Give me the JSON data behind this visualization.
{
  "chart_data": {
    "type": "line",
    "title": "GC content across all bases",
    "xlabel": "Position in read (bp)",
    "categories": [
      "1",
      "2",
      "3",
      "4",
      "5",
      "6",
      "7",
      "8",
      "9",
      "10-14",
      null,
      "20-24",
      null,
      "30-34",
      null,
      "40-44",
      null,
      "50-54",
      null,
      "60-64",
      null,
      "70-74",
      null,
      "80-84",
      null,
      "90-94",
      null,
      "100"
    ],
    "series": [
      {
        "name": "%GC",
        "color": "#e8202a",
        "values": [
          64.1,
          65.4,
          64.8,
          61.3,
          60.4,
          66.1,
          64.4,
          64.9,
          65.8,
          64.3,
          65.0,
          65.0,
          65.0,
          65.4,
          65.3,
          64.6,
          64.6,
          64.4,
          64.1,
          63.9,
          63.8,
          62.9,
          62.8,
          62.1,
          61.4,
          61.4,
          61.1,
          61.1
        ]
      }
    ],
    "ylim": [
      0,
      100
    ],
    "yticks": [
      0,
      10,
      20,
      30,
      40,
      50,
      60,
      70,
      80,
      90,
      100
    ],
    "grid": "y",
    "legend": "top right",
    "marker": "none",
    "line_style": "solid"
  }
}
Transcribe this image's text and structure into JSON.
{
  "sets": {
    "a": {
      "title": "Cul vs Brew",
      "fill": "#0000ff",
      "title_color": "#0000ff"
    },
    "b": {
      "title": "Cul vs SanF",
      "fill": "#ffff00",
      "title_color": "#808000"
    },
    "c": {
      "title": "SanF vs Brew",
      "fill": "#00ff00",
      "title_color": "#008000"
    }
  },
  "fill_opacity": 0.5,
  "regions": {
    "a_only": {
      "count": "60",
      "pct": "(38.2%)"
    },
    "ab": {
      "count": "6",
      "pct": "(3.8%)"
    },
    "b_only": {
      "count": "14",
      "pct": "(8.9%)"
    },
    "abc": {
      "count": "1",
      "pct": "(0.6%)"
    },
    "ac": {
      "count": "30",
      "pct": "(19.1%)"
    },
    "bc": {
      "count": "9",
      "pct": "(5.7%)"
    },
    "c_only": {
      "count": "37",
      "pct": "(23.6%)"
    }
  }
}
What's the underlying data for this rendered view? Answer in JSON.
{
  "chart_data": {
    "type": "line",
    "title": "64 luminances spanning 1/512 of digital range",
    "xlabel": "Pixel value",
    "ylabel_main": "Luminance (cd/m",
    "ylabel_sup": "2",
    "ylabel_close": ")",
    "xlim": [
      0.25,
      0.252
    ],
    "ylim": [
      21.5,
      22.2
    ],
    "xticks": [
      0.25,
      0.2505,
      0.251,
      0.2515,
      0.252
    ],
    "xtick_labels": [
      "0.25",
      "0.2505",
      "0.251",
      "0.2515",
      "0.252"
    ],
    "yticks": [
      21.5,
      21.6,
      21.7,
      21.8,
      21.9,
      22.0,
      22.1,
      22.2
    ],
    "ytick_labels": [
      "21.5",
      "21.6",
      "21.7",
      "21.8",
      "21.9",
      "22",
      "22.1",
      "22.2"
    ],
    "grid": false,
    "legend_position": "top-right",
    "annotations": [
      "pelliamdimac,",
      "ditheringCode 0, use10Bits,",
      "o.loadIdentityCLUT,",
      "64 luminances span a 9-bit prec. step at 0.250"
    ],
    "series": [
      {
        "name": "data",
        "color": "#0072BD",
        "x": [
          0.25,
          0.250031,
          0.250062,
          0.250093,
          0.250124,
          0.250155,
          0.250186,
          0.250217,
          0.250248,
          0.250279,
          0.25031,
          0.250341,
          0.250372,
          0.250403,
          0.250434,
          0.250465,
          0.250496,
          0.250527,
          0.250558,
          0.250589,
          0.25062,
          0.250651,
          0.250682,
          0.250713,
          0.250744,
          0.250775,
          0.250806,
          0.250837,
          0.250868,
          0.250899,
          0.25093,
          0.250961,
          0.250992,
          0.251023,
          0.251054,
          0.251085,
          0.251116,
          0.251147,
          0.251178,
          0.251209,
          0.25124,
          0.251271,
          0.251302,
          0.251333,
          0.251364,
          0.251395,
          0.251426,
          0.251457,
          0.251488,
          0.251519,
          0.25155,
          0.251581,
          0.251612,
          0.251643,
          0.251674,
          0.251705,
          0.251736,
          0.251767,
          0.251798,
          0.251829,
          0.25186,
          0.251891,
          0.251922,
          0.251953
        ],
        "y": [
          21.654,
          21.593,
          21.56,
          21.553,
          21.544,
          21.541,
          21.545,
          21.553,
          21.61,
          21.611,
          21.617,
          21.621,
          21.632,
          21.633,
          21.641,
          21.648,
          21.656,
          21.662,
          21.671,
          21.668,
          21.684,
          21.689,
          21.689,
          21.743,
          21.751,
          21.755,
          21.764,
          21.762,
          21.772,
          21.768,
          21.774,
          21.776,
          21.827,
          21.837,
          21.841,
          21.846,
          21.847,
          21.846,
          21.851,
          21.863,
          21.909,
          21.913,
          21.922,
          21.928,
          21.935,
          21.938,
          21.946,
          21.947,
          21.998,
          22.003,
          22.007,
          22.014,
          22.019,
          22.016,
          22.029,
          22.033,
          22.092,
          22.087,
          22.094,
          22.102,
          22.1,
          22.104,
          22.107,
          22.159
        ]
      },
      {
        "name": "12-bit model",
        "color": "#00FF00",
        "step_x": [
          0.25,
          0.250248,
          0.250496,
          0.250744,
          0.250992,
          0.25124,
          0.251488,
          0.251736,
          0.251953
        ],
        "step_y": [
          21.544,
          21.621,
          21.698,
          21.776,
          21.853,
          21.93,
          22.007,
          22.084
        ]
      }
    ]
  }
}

# # #

**THE REQUEST**
Output the records verbatim, from the first line to the last.

**FULL OUTPUT**
Give me the JSON data behind this visualization.
{
  "chart_data": {
    "type": "line",
    "title": "GC content across all bases",
    "xlabel": "Position in read (bp)",
    "categories": [
      "1",
      "2",
      "3",
      "4",
      "5",
      "6",
      "7",
      "8",
      "9",
      "10-14",
      null,
      "20-24",
      null,
      "30-34",
      null,
      "40-44",
      null,
      "50-54",
      null,
      "60-64",
      null,
      "70-74",
      null,
      "80-84",
      null,
      "90-94",
      null,
      "100"
    ],
    "series": [
      {
        "name": "%GC",
        "color": "#e8202a",
        "values": [
          64.1,
          65.4,
          64.8,
          61.3,
          60.4,
          66.1,
          64.4,
          64.9,
          65.8,
          64.3,
          65.0,
          65.0,
          65.0,
          65.4,
          65.3,
          64.6,
          64.6,
          64.4,
          64.1,
          63.9,
          63.8,
          62.9,
          62.8,
          62.1,
          61.4,
          61.4,
          61.1,
          61.1
        ]
      }
    ],
    "ylim": [
      0,
      100
    ],
    "yticks": [
      0,
      10,
      20,
      30,
      40,
      50,
      60,
      70,
      80,
      90,
      100
    ],
    "grid": "y",
    "legend": "top right",
    "marker": "none",
    "line_style": "solid"
  }
}
Transcribe this image's text and structure into JSON.
{
  "sets": {
    "a": {
      "title": "Cul vs Brew",
      "fill": "#0000ff",
      "title_color": "#0000ff"
    },
    "b": {
      "title": "Cul vs SanF",
      "fill": "#ffff00",
      "title_color": "#808000"
    },
    "c": {
      "title": "SanF vs Brew",
      "fill": "#00ff00",
      "title_color": "#008000"
    }
  },
  "fill_opacity": 0.5,
  "regions": {
    "a_only": {
      "count": "60",
      "pct": "(38.2%)"
    },
    "ab": {
      "count": "6",
      "pct": "(3.8%)"
    },
    "b_only": {
      "count": "14",
      "pct": "(8.9%)"
    },
    "abc": {
      "count": "1",
      "pct": "(0.6%)"
    },
    "ac": {
      "count": "30",
      "pct": "(19.1%)"
    },
    "bc": {
      "count": "9",
      "pct": "(5.7%)"
    },
    "c_only": {
      "count": "37",
      "pct": "(23.6%)"
    }
  }
}
What's the underlying data for this rendered view? Answer in JSON.
{
  "chart_data": {
    "type": "line",
    "title": "64 luminances spanning 1/512 of digital range",
    "xlabel": "Pixel value",
    "ylabel_main": "Luminance (cd/m",
    "ylabel_sup": "2",
    "ylabel_close": ")",
    "xlim": [
      0.25,
      0.252
    ],
    "ylim": [
      21.5,
      22.2
    ],
    "xticks": [
      0.25,
      0.2505,
      0.251,
      0.2515,
      0.252
    ],
    "xtick_labels": [
      "0.25",
      "0.2505",
      "0.251",
      "0.2515",
      "0.252"
    ],
    "yticks": [
      21.5,
      21.6,
      21.7,
      21.8,
      21.9,
      22.0,
      22.1,
      22.2
    ],
    "ytick_labels": [
      "21.5",
      "21.6",
      "21.7",
      "21.8",
      "21.9",
      "22",
      "22.1",
      "22.2"
    ],
    "grid": false,
    "legend_position": "top-right",
    "annotations": [
      "pelliamdimac,",
      "ditheringCode 0, use10Bits,",
      "o.loadIdentityCLUT,",
      "64 luminances span a 9-bit prec. step at 0.250"
    ],
    "series": [
      {
        "name": "data",
        "color": "#0072BD",
        "x": [
          0.25,
          0.250031,
          0.250062,
          0.250093,
          0.250124,
          0.250155,
          0.250186,
          0.250217,
          0.250248,
          0.250279,
          0.25031,
          0.250341,
          0.250372,
          0.250403,
          0.250434,
          0.250465,
          0.250496,
          0.250527,
          0.250558,
          0.250589,
          0.25062,
          0.250651,
          0.250682,
          0.250713,
          0.250744,
          0.250775,
          0.250806,
          0.250837,
          0.250868,
          0.250899,
          0.25093,
          0.250961,
          0.250992,
          0.251023,
          0.251054,
          0.251085,
          0.251116,
          0.251147,
          0.251178,
          0.251209,
          0.25124,
          0.251271,
          0.251302,
          0.251333,
          0.251364,
          0.251395,
          0.251426,
          0.251457,
          0.251488,
          0.251519,
          0.25155,
          0.251581,
          0.251612,
          0.251643,
          0.251674,
          0.251705,
          0.251736,
          0.251767,
          0.251798,
          0.251829,
          0.25186,
          0.251891,
          0.251922,
          0.251953
        ],
        "y": [
          21.654,
          21.593,
          21.56,
          21.553,
          21.544,
          21.541,
          21.545,
          21.553,
          21.61,
          21.611,
          21.617,
          21.621,
          21.632,
          21.633,
          21.641,
          21.648,
          21.656,
          21.662,
          21.671,
          21.668,
          21.684,
          21.689,
          21.689,
          21.743,
          21.751,
          21.755,
          21.764,
          21.762,
          21.772,
          21.768,
          21.774,
          21.776,
          21.827,
          21.837,
          21.841,
          21.846,
          21.847,
          21.846,
          21.851,
          21.863,
          21.909,
          21.913,
          21.922,
          21.928,
          21.935,
          21.938,
          21.946,
          21.947,
          21.998,
          22.003,
          22.007,
          22.014,
          22.019,
          22.016,
          22.029,
          22.033,
          22.092,
          22.087,
          22.094,
          22.102,
          22.1,
          22.104,
          22.107,
          22.159
        ]
      },
      {
        "name": "12-bit model",
        "color": "#00FF00",
        "step_x": [
          0.25,
          0.250248,
          0.250496,
          0.250744,
          0.250992,
          0.25124,
          0.251488,
          0.251736,
          0.251953
        ],
        "step_y": [
          21.544,
          21.621,
          21.698,
          21.776,
          21.853,
          21.93,
          22.007,
          22.084
        ]
      }
    ]
  }
}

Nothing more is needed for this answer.